GIVEN REQUEST =
Output all of the records exactly as written.

(Stored entries)
--- begin ---

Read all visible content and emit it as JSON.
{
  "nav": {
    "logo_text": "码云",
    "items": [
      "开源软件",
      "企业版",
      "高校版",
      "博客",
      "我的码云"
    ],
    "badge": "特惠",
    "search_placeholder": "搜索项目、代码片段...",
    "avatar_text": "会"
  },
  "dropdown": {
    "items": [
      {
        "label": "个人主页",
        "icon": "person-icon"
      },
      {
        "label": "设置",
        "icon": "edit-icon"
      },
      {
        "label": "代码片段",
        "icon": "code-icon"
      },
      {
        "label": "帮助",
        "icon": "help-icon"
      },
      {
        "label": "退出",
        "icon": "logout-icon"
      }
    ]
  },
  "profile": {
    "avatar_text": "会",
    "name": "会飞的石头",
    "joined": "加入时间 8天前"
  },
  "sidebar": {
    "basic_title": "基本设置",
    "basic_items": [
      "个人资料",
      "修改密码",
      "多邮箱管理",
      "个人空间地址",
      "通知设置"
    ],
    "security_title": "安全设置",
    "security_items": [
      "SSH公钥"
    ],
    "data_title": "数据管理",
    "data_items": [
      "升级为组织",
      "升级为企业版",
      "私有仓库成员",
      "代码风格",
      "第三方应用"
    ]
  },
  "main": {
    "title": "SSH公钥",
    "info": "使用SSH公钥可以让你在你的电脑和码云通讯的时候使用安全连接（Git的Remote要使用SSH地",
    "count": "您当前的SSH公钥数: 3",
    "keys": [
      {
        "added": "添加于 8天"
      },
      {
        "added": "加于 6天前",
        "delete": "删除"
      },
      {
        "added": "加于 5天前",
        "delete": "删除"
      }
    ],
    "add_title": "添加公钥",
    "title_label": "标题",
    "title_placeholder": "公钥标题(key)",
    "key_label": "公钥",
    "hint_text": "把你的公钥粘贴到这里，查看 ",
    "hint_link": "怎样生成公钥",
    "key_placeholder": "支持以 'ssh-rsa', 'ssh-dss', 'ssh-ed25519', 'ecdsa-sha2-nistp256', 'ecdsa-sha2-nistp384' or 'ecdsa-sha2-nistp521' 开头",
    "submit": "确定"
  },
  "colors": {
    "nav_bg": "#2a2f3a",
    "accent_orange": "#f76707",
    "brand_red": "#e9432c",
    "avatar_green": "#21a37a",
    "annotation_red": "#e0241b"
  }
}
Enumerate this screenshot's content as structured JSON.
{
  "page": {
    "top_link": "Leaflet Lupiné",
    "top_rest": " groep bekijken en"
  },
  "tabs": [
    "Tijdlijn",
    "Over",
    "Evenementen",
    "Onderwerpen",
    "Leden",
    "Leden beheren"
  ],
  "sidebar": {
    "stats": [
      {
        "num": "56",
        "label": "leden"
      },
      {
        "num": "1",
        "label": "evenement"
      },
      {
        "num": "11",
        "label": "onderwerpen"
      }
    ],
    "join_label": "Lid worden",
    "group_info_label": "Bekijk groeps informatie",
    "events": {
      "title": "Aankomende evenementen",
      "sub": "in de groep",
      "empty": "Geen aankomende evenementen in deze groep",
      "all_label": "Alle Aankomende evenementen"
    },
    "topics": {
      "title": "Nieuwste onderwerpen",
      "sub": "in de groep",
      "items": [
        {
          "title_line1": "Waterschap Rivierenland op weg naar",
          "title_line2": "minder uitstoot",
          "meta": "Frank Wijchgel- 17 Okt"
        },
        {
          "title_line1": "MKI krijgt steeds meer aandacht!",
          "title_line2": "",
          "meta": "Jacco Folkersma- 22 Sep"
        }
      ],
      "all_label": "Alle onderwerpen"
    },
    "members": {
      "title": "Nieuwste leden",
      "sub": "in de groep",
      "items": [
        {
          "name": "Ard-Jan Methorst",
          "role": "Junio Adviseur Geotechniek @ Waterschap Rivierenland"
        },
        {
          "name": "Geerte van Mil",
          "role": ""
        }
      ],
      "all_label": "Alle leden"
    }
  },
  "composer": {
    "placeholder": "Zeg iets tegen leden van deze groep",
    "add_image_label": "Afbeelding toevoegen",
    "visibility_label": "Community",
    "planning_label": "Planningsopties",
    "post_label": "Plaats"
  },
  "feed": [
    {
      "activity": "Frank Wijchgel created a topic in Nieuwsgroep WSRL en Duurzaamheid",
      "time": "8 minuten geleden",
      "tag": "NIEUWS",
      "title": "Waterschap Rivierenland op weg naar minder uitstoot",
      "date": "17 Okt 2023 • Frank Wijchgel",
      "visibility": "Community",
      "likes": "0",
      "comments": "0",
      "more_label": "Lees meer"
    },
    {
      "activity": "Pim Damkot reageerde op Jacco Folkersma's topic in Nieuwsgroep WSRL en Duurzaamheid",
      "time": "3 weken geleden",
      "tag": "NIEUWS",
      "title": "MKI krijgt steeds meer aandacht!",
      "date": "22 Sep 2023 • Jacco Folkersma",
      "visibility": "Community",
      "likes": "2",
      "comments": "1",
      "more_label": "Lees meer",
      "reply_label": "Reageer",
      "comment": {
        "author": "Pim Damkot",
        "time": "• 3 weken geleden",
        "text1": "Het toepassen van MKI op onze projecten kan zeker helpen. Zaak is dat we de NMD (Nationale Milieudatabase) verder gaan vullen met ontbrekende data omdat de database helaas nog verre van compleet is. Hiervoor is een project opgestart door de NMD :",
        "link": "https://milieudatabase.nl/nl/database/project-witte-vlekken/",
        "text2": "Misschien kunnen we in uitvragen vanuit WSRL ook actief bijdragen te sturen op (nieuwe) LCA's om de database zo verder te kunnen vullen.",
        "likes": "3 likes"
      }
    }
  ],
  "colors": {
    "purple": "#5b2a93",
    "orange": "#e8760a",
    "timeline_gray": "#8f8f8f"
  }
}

--- end ---

TASK RESPONSE =
Read all visible content and emit it as JSON.
{
  "nav": {
    "logo_text": "码云",
    "items": [
      "开源软件",
      "企业版",
      "高校版",
      "博客",
      "我的码云"
    ],
    "badge": "特惠",
    "search_placeholder": "搜索项目、代码片段...",
    "avatar_text": "会"
  },
  "dropdown": {
    "items": [
      {
        "label": "个人主页",
        "icon": "person-icon"
      },
      {
        "label": "设置",
        "icon": "edit-icon"
      },
      {
        "label": "代码片段",
        "icon": "code-icon"
      },
      {
        "label": "帮助",
        "icon": "help-icon"
      },
      {
        "label": "退出",
        "icon": "logout-icon"
      }
    ]
  },
  "profile": {
    "avatar_text": "会",
    "name": "会飞的石头",
    "joined": "加入时间 8天前"
  },
  "sidebar": {
    "basic_title": "基本设置",
    "basic_items": [
      "个人资料",
      "修改密码",
      "多邮箱管理",
      "个人空间地址",
      "通知设置"
    ],
    "security_title": "安全设置",
    "security_items": [
      "SSH公钥"
    ],
    "data_title": "数据管理",
    "data_items": [
      "升级为组织",
      "升级为企业版",
      "私有仓库成员",
      "代码风格",
      "第三方应用"
    ]
  },
  "main": {
    "title": "SSH公钥",
    "info": "使用SSH公钥可以让你在你的电脑和码云通讯的时候使用安全连接（Git的Remote要使用SSH地",
    "count": "您当前的SSH公钥数: 3",
    "keys": [
      {
        "added": "添加于 8天"
      },
      {
        "added": "加于 6天前",
        "delete": "删除"
      },
      {
        "added": "加于 5天前",
        "delete": "删除"
      }
    ],
    "add_title": "添加公钥",
    "title_label": "标题",
    "title_placeholder": "公钥标题(key)",
    "key_label": "公钥",
    "hint_text": "把你的公钥粘贴到这里，查看 ",
    "hint_link": "怎样生成公钥",
    "key_placeholder": "支持以 'ssh-rsa', 'ssh-dss', 'ssh-ed25519', 'ecdsa-sha2-nistp256', 'ecdsa-sha2-nistp384' or 'ecdsa-sha2-nistp521' 开头",
    "submit": "确定"
  },
  "colors": {
    "nav_bg": "#2a2f3a",
    "accent_orange": "#f76707",
    "brand_red": "#e9432c",
    "avatar_green": "#21a37a",
    "annotation_red": "#e0241b"
  }
}
Enumerate this screenshot's content as structured JSON.
{
  "page": {
    "top_link": "Leaflet Lupiné",
    "top_rest": " groep bekijken en"
  },
  "tabs": [
    "Tijdlijn",
    "Over",
    "Evenementen",
    "Onderwerpen",
    "Leden",
    "Leden beheren"
  ],
  "sidebar": {
    "stats": [
      {
        "num": "56",
        "label": "leden"
      },
      {
        "num": "1",
        "label": "evenement"
      },
      {
        "num": "11",
        "label": "onderwerpen"
      }
    ],
    "join_label": "Lid worden",
    "group_info_label": "Bekijk groeps informatie",
    "events": {
      "title": "Aankomende evenementen",
      "sub": "in de groep",
      "empty": "Geen aankomende evenementen in deze groep",
      "all_label": "Alle Aankomende evenementen"
    },
    "topics": {
      "title": "Nieuwste onderwerpen",
      "sub": "in de groep",
      "items": [
        {
          "title_line1": "Waterschap Rivierenland op weg naar",
          "title_line2": "minder uitstoot",
          "meta": "Frank Wijchgel- 17 Okt"
        },
        {
          "title_line1": "MKI krijgt steeds meer aandacht!",
          "title_line2": "",
          "meta": "Jacco Folkersma- 22 Sep"
        }
      ],
      "all_label": "Alle onderwerpen"
    },
    "members": {
      "title": "Nieuwste leden",
      "sub": "in de groep",
      "items": [
        {
          "name": "Ard-Jan Methorst",
          "role": "Junio Adviseur Geotechniek @ Waterschap Rivierenland"
        },
        {
          "name": "Geerte van Mil",
          "role": ""
        }
      ],
      "all_label": "Alle leden"
    }
  },
  "composer": {
    "placeholder": "Zeg iets tegen leden van deze groep",
    "add_image_label": "Afbeelding toevoegen",
    "visibility_label": "Community",
    "planning_label": "Planningsopties",
    "post_label": "Plaats"
  },
  "feed": [
    {
      "activity": "Frank Wijchgel created a topic in Nieuwsgroep WSRL en Duurzaamheid",
      "time": "8 minuten geleden",
      "tag": "NIEUWS",
      "title": "Waterschap Rivierenland op weg naar minder uitstoot",
      "date": "17 Okt 2023 • Frank Wijchgel",
      "visibility": "Community",
      "likes": "0",
      "comments": "0",
      "more_label": "Lees meer"
    },
    {
      "activity": "Pim Damkot reageerde op Jacco Folkersma's topic in Nieuwsgroep WSRL en Duurzaamheid",
      "time": "3 weken geleden",
      "tag": "NIEUWS",
      "title": "MKI krijgt steeds meer aandacht!",
      "date": "22 Sep 2023 • Jacco Folkersma",
      "visibility": "Community",
      "likes": "2",
      "comments": "1",
      "more_label": "Lees meer",
      "reply_label": "Reageer",
      "comment": {
        "author": "Pim Damkot",
        "time": "• 3 weken geleden",
        "text1": "Het toepassen van MKI op onze projecten kan zeker helpen. Zaak is dat we de NMD (Nationale Milieudatabase) verder gaan vullen met ontbrekende data omdat de database helaas nog verre van compleet is. Hiervoor is een project opgestart door de NMD :",
        "link": "https://milieudatabase.nl/nl/database/project-witte-vlekken/",
        "text2": "Misschien kunnen we in uitvragen vanuit WSRL ook actief bijdragen te sturen op (nieuwe) LCA's om de database zo verder te kunnen vullen.",
        "likes": "3 likes"
      }
    }
  ],
  "colors": {
    "purple": "#5b2a93",
    "orange": "#e8760a",
    "timeline_gray": "#8f8f8f"
  }
}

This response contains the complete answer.